-- WHAT THIS TASK INVOLVES --
Give the records back in full, exactly as they read.

-- TASK INPUT --
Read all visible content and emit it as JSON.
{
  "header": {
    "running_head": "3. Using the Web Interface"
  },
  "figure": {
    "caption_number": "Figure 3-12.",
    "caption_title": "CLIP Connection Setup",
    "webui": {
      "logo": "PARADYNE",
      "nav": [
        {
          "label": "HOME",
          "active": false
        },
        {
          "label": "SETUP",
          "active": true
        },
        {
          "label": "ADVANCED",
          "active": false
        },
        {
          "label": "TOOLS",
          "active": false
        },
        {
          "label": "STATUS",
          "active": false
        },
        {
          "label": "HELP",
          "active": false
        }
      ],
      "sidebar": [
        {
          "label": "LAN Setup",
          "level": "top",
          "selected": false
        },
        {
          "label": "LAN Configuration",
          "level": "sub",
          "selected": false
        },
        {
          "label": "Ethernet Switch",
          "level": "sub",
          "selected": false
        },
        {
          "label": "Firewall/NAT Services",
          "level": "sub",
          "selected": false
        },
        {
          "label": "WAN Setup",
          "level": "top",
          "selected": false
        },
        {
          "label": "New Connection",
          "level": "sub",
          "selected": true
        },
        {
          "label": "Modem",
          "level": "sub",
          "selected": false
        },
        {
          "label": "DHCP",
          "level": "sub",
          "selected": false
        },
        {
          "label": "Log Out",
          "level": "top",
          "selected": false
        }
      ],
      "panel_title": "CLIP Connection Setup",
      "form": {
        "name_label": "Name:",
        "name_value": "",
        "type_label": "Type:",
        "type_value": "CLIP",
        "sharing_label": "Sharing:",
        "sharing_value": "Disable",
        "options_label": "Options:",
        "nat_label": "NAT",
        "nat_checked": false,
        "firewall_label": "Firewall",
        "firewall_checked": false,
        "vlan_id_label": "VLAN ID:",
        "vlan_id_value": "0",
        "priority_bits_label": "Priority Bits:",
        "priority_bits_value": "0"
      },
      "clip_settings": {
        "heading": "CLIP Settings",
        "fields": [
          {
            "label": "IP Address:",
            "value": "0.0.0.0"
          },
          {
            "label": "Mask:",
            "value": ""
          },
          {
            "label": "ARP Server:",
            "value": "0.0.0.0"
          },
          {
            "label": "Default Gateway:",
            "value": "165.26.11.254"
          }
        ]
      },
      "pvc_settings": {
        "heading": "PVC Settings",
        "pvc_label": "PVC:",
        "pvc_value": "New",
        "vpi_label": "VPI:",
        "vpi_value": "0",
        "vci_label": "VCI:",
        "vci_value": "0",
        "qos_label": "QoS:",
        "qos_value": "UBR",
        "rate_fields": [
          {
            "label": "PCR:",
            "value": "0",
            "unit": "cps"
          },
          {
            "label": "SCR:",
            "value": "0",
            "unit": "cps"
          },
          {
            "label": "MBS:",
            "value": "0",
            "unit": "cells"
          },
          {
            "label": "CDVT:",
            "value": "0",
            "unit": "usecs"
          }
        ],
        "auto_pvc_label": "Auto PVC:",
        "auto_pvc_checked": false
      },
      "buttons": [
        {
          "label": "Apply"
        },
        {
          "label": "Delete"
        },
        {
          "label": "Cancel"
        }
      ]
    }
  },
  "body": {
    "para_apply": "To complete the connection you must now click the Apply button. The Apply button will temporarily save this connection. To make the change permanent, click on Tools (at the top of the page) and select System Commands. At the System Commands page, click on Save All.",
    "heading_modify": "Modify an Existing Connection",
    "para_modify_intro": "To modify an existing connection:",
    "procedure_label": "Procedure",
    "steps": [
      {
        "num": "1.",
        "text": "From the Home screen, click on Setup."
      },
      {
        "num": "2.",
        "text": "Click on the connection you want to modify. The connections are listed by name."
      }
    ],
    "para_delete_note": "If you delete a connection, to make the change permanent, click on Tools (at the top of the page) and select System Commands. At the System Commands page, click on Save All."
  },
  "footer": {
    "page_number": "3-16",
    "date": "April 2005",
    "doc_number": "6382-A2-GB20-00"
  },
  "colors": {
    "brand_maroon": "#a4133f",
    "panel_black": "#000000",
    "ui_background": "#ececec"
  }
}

-- SOLUTION TO THIS PROBLEM --
Read all visible content and emit it as JSON.
{
  "header": {
    "running_head": "3. Using the Web Interface"
  },
  "figure": {
    "caption_number": "Figure 3-12.",
    "caption_title": "CLIP Connection Setup",
    "webui": {
      "logo": "PARADYNE",
      "nav": [
        {
          "label": "HOME",
          "active": false
        },
        {
          "label": "SETUP",
          "active": true
        },
        {
          "label": "ADVANCED",
          "active": false
        },
        {
          "label": "TOOLS",
          "active": false
        },
        {
          "label": "STATUS",
          "active": false
        },
        {
          "label": "HELP",
          "active": false
        }
      ],
      "sidebar": [
        {
          "label": "LAN Setup",
          "level": "top",
          "selected": false
        },
        {
          "label": "LAN Configuration",
          "level": "sub",
          "selected": false
        },
        {
          "label": "Ethernet Switch",
          "level": "sub",
          "selected": false
        },
        {
          "label": "Firewall/NAT Services",
          "level": "sub",
          "selected": false
        },
        {
          "label": "WAN Setup",
          "level": "top",
          "selected": false
        },
        {
          "label": "New Connection",
          "level": "sub",
          "selected": true
        },
        {
          "label": "Modem",
          "level": "sub",
          "selected": false
        },
        {
          "label": "DHCP",
          "level": "sub",
          "selected": false
        },
        {
          "label": "Log Out",
          "level": "top",
          "selected": false
        }
      ],
      "panel_title": "CLIP Connection Setup",
      "form": {
        "name_label": "Name:",
        "name_value": "",
        "type_label": "Type:",
        "type_value": "CLIP",
        "sharing_label": "Sharing:",
        "sharing_value": "Disable",
        "options_label": "Options:",
        "nat_label": "NAT",
        "nat_checked": false,
        "firewall_label": "Firewall",
        "firewall_checked": false,
        "vlan_id_label": "VLAN ID:",
        "vlan_id_value": "0",
        "priority_bits_label": "Priority Bits:",
        "priority_bits_value": "0"
      },
      "clip_settings": {
        "heading": "CLIP Settings",
        "fields": [
          {
            "label": "IP Address:",
            "value": "0.0.0.0"
          },
          {
            "label": "Mask:",
            "value": ""
          },
          {
            "label": "ARP Server:",
            "value": "0.0.0.0"
          },
          {
            "label": "Default Gateway:",
            "value": "165.26.11.254"
          }
        ]
      },
      "pvc_settings": {
        "heading": "PVC Settings",
        "pvc_label": "PVC:",
        "pvc_value": "New",
        "vpi_label": "VPI:",
        "vpi_value": "0",
        "vci_label": "VCI:",
        "vci_value": "0",
        "qos_label": "QoS:",
        "qos_value": "UBR",
        "rate_fields": [
          {
            "label": "PCR:",
            "value": "0",
            "unit": "cps"
          },
          {
            "label": "SCR:",
            "value": "0",
            "unit": "cps"
          },
          {
            "label": "MBS:",
            "value": "0",
            "unit": "cells"
          },
          {
            "label": "CDVT:",
            "value": "0",
            "unit": "usecs"
          }
        ],
        "auto_pvc_label": "Auto PVC:",
        "auto_pvc_checked": false
      },
      "buttons": [
        {
          "label": "Apply"
        },
        {
          "label": "Delete"
        },
        {
          "label": "Cancel"
        }
      ]
    }
  },
  "body": {
    "para_apply": "To complete the connection you must now click the Apply button. The Apply button will temporarily save this connection. To make the change permanent, click on Tools (at the top of the page) and select System Commands. At the System Commands page, click on Save All.",
    "heading_modify": "Modify an Existing Connection",
    "para_modify_intro": "To modify an existing connection:",
    "procedure_label": "Procedure",
    "steps": [
      {
        "num": "1.",
        "text": "From the Home screen, click on Setup."
      },
      {
        "num": "2.",
        "text": "Click on the connection you want to modify. The connections are listed by name."
      }
    ],
    "para_delete_note": "If you delete a connection, to make the change permanent, click on Tools (at the top of the page) and select System Commands. At the System Commands page, click on Save All."
  },
  "footer": {
    "page_number": "3-16",
    "date": "April 2005",
    "doc_number": "6382-A2-GB20-00"
  },
  "colors": {
    "brand_maroon": "#a4133f",
    "panel_black": "#000000",
    "ui_background": "#ececec"
  }
}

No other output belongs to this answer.